(WHAT IS BEING ASKED): Search the listing below for the word "this" and copy each line that holds it.

(SUPPLIED DATA):

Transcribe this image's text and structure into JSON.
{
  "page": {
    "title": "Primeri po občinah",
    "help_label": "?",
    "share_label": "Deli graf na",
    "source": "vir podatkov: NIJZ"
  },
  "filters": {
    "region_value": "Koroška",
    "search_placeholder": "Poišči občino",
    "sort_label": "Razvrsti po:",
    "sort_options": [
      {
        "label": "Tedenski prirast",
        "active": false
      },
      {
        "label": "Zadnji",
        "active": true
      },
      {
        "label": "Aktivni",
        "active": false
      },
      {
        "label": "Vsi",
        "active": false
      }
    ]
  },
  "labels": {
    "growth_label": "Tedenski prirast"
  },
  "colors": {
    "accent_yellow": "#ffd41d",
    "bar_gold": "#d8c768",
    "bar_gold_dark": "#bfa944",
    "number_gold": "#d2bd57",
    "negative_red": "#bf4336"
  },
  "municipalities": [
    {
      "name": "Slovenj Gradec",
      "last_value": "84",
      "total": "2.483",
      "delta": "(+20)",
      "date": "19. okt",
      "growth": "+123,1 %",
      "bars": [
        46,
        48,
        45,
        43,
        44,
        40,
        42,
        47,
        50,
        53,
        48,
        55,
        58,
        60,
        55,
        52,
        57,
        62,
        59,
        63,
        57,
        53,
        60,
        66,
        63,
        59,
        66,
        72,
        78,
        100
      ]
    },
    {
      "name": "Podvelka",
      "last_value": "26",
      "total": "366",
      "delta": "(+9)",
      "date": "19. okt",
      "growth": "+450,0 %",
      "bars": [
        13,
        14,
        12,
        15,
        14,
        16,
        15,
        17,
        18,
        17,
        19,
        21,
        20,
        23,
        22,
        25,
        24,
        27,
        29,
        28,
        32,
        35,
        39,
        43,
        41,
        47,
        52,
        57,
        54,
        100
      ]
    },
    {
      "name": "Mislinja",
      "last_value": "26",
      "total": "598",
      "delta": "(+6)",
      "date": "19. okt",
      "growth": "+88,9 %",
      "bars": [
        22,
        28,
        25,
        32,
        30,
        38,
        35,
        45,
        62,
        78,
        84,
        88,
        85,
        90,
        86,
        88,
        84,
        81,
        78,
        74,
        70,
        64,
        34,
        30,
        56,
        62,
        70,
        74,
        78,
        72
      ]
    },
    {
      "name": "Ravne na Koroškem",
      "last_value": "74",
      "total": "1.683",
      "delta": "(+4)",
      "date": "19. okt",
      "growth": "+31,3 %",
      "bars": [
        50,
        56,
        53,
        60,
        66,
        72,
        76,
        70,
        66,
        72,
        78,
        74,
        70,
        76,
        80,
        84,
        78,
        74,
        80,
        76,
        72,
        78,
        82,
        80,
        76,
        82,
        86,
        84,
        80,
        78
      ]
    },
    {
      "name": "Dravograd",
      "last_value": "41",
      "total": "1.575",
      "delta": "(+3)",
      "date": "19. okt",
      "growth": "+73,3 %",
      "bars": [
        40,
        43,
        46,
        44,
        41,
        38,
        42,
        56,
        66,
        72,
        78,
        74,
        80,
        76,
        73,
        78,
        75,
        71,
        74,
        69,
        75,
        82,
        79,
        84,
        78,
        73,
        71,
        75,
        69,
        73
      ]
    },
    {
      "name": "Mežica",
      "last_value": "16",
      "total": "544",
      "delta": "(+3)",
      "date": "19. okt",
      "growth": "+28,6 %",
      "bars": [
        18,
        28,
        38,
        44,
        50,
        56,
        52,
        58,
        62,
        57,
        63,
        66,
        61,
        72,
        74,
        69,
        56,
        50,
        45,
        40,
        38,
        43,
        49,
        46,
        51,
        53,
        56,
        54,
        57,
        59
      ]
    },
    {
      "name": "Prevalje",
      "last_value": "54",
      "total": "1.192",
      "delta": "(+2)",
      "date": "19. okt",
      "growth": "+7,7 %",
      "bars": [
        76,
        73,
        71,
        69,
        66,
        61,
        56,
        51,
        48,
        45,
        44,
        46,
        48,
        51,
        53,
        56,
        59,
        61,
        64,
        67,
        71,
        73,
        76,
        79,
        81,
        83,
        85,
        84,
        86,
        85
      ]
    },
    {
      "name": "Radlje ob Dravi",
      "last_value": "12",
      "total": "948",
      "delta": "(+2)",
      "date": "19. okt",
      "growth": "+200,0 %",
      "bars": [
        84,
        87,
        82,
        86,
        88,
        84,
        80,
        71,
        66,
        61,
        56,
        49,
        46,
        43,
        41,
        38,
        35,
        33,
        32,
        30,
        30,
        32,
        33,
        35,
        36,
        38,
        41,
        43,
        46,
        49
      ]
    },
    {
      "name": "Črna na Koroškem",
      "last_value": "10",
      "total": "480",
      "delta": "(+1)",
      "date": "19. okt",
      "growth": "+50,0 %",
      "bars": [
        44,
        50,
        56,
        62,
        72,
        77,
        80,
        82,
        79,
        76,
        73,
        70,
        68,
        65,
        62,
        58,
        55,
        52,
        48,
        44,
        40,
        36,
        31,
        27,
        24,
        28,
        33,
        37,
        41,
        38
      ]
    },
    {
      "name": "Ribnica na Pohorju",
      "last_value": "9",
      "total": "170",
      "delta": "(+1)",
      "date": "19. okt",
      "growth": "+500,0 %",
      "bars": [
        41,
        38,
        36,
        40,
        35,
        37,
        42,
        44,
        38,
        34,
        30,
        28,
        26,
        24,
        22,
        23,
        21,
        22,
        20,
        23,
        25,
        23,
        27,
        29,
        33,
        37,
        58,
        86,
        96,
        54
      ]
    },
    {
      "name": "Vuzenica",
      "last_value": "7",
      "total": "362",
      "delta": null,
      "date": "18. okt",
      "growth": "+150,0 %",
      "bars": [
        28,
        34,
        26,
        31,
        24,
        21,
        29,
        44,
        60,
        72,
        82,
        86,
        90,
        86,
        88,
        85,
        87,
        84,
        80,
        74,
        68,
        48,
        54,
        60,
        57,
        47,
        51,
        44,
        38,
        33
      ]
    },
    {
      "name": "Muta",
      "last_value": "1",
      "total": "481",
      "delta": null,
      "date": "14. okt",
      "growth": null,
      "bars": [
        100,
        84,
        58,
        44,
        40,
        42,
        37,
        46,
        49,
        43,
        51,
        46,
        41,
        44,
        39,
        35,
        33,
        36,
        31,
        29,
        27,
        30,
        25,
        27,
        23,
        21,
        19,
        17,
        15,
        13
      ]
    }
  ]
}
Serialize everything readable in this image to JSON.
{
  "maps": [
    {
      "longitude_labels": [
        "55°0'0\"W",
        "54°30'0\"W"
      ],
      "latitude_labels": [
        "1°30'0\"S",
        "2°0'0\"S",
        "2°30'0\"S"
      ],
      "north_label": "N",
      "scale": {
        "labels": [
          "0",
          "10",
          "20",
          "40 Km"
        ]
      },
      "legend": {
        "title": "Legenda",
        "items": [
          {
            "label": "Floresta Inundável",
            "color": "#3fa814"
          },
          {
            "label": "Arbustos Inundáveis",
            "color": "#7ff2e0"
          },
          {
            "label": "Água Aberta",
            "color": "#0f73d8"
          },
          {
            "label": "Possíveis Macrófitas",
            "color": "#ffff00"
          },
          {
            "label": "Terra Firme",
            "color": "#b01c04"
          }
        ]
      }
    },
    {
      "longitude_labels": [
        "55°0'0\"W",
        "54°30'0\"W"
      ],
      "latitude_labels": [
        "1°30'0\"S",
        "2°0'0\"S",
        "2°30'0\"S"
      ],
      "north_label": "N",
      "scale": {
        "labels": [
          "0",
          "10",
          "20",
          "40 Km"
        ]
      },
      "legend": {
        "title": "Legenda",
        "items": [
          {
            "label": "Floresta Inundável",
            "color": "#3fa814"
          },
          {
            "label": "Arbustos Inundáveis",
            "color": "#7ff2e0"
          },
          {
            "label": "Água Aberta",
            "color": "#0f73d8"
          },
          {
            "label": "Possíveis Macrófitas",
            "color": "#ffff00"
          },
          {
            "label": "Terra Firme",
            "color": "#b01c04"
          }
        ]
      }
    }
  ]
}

(FINISHED ANSWER):
Transcribe this image's text and structure into JSON.
Serialize everything readable in this image to JSON.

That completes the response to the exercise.